__Problem__
Work out how many lines of the records contain "this". Answer with the number and nothing else.

__Dataset extract__
※ ※ ※
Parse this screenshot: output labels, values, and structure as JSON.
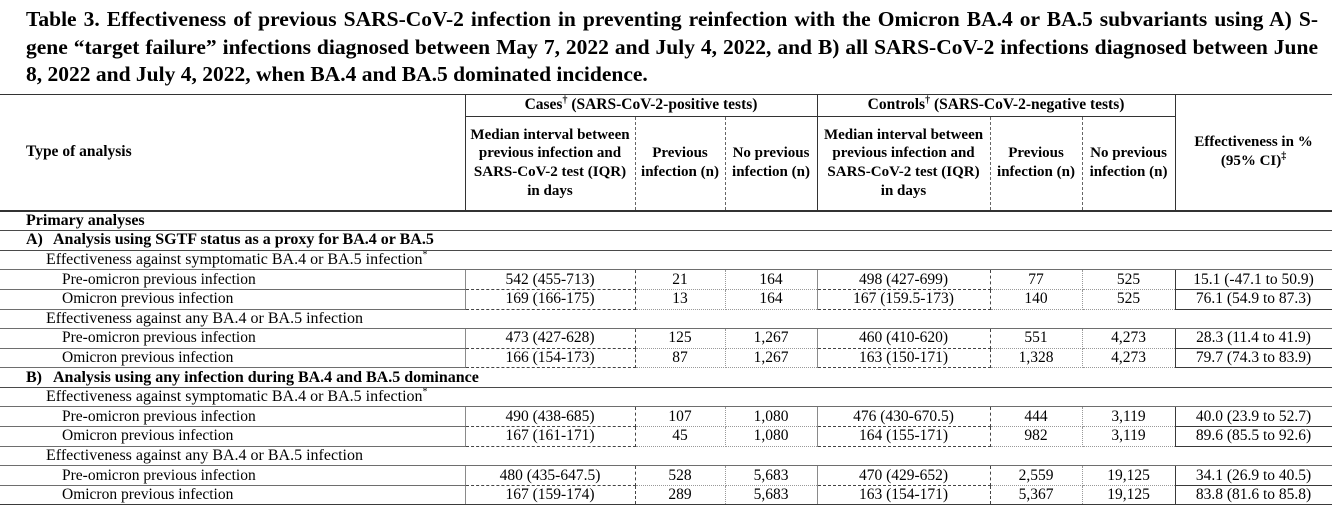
{
  "title": "Table 3. Effectiveness of previous SARS-CoV-2 infection in preventing reinfection with the Omicron BA.4 or BA.5 subvariants using A) S-gene “target failure” infections diagnosed between May 7, 2022 and July 4, 2022, and B) all SARS-CoV-2 infections diagnosed between June 8, 2022 and July 4, 2022, when BA.4 and BA.5 dominated incidence.",
  "header": {
    "type_of_analysis": "Type of analysis",
    "cases": {
      "text": "Cases",
      "sup": "†",
      "rest": " (SARS-CoV-2-positive tests)"
    },
    "controls": {
      "text": "Controls",
      "sup": "†",
      "rest": " (SARS-CoV-2-negative tests)"
    },
    "median_interval": "Median interval between previous infection and SARS-CoV-2 test (IQR) in days",
    "previous_infection": "Previous infection (n)",
    "no_previous_infection": "No previous infection (n)",
    "effectiveness": {
      "line1": "Effectiveness in %",
      "line2": "(95% CI)",
      "sup": "‡"
    }
  },
  "rows": [
    {
      "kind": "section",
      "label": "Primary analyses"
    },
    {
      "kind": "section",
      "prefix": "A)",
      "label": "Analysis using SGTF status as a proxy for BA.4 or BA.5"
    },
    {
      "kind": "subsection",
      "label": "Effectiveness against symptomatic BA.4 or BA.5 infection",
      "sup": "*"
    },
    {
      "kind": "data",
      "label": "Pre-omicron previous infection",
      "cells": [
        "542 (455-713)",
        "21",
        "164",
        "498 (427-699)",
        "77",
        "525",
        "15.1 (-47.1 to 50.9)"
      ]
    },
    {
      "kind": "data",
      "label": "Omicron previous infection",
      "cells": [
        "169 (166-175)",
        "13",
        "164",
        "167 (159.5-173)",
        "140",
        "525",
        "76.1 (54.9 to 87.3)"
      ]
    },
    {
      "kind": "subsection",
      "label": "Effectiveness against any BA.4 or BA.5 infection"
    },
    {
      "kind": "data",
      "label": "Pre-omicron previous infection",
      "cells": [
        "473 (427-628)",
        "125",
        "1,267",
        "460 (410-620)",
        "551",
        "4,273",
        "28.3 (11.4 to 41.9)"
      ]
    },
    {
      "kind": "data",
      "label": "Omicron previous infection",
      "cells": [
        "166 (154-173)",
        "87",
        "1,267",
        "163 (150-171)",
        "1,328",
        "4,273",
        "79.7 (74.3 to 83.9)"
      ]
    },
    {
      "kind": "section",
      "prefix": "B)",
      "label": "Analysis using any infection during BA.4 and BA.5 dominance"
    },
    {
      "kind": "subsection",
      "label": "Effectiveness against symptomatic BA.4 or BA.5 infection",
      "sup": "*"
    },
    {
      "kind": "data",
      "label": "Pre-omicron previous infection",
      "cells": [
        "490 (438-685)",
        "107",
        "1,080",
        "476 (430-670.5)",
        "444",
        "3,119",
        "40.0 (23.9 to 52.7)"
      ]
    },
    {
      "kind": "data",
      "label": "Omicron previous infection",
      "cells": [
        "167 (161-171)",
        "45",
        "1,080",
        "164 (155-171)",
        "982",
        "3,119",
        "89.6 (85.5 to 92.6)"
      ]
    },
    {
      "kind": "subsection",
      "label": "Effectiveness against any BA.4 or BA.5 infection"
    },
    {
      "kind": "data",
      "label": "Pre-omicron previous infection",
      "cells": [
        "480 (435-647.5)",
        "528",
        "5,683",
        "470 (429-652)",
        "2,559",
        "19,125",
        "34.1 (26.9 to 40.5)"
      ]
    },
    {
      "kind": "data",
      "label": "Omicron previous infection",
      "cells": [
        "167 (159-174)",
        "289",
        "5,683",
        "163 (154-171)",
        "5,367",
        "19,125",
        "83.8 (81.6 to 85.8)"
      ]
    }
  ]
}
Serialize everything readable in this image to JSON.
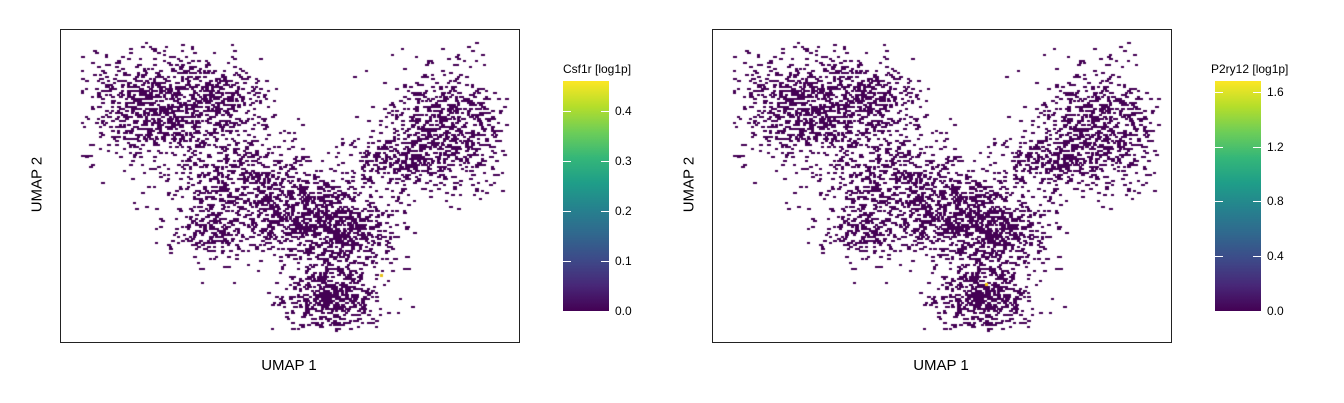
{
  "chart_data": [
    {
      "type": "scatter",
      "xlabel": "UMAP 1",
      "ylabel": "UMAP 2",
      "legend": {
        "title": "Csf1r [log1p]",
        "ticks": [
          "0.0",
          "0.1",
          "0.2",
          "0.3",
          "0.4"
        ],
        "range": [
          0,
          0.46
        ]
      },
      "colormap": "viridis",
      "point_color": "#440154",
      "highlight_points": [
        {
          "x": 3.95,
          "y": -4.55,
          "value": 0.45,
          "color": "#e7c01a"
        }
      ]
    },
    {
      "type": "scatter",
      "xlabel": "UMAP 1",
      "ylabel": "UMAP 2",
      "legend": {
        "title": "P2ry12 [log1p]",
        "ticks": [
          "0.0",
          "0.4",
          "0.8",
          "1.2",
          "1.6"
        ],
        "range": [
          0,
          1.68
        ]
      },
      "colormap": "viridis",
      "point_color": "#440154",
      "highlight_points": [
        {
          "x": 3.4,
          "y": -4.9,
          "value": 1.65,
          "color": "#f1c40f"
        }
      ]
    }
  ]
}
※ ※ ※
__Exercise output__
2